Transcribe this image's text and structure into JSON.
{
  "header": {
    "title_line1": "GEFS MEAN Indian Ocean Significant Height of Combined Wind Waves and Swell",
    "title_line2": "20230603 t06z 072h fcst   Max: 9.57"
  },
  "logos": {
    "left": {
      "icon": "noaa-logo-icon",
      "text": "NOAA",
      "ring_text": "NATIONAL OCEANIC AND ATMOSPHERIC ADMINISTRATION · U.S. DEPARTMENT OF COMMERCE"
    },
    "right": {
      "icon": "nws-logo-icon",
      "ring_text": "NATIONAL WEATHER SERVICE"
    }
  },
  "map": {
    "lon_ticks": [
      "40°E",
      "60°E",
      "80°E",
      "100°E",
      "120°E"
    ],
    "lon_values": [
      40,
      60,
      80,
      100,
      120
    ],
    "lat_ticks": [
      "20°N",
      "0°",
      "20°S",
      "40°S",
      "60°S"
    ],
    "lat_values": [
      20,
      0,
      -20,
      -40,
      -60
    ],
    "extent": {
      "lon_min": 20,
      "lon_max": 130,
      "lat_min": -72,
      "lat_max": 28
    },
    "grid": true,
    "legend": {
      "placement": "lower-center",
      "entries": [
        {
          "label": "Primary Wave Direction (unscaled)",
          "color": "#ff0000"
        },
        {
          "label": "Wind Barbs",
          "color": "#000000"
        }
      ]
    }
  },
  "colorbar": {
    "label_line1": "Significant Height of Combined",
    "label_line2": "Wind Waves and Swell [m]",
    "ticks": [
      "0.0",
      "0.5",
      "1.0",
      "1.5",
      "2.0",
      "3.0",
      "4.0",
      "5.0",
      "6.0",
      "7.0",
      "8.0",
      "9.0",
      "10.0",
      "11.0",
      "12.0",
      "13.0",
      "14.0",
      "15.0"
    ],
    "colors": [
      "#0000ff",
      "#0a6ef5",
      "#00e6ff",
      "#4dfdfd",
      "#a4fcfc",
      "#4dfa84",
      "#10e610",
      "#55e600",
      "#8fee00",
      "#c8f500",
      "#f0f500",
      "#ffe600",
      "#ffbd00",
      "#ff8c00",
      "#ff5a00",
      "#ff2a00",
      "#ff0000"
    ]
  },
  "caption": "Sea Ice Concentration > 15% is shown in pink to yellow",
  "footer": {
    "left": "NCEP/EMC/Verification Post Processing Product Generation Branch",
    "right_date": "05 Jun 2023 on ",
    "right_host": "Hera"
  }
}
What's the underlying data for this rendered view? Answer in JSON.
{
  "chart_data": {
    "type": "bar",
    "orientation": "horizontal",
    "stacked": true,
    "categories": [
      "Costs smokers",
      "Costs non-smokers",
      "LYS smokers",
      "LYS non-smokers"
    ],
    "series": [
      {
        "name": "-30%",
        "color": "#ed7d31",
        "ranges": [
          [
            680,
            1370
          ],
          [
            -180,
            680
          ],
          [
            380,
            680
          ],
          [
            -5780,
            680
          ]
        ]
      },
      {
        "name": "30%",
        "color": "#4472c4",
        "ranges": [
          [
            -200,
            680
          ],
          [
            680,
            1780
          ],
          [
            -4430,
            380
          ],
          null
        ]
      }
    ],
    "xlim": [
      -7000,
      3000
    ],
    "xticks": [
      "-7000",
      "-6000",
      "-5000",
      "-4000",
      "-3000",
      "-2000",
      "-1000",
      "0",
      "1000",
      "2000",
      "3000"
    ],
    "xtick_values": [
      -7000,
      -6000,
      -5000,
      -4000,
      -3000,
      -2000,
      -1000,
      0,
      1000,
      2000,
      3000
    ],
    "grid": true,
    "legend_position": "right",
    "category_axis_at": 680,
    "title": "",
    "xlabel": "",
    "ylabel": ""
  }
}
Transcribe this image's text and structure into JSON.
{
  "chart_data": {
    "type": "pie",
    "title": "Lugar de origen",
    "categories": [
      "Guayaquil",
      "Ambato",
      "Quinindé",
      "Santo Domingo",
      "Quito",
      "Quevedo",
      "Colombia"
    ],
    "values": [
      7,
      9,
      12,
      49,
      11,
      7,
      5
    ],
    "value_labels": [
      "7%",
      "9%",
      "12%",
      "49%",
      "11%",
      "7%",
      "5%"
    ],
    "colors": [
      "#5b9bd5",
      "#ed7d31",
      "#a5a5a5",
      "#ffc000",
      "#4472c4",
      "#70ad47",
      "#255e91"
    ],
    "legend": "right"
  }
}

(WHAT TO DO):
In the listing above, find the lines holding the word "NATIONAL" and copy them.

(THE ANSWER):
      "ring_text": "NATIONAL OCEANIC AND ATMOSPHERIC ADMINISTRATION · U.S. DEPARTMENT OF COMMERCE"
      "ring_text": "NATIONAL WEATHER SERVICE"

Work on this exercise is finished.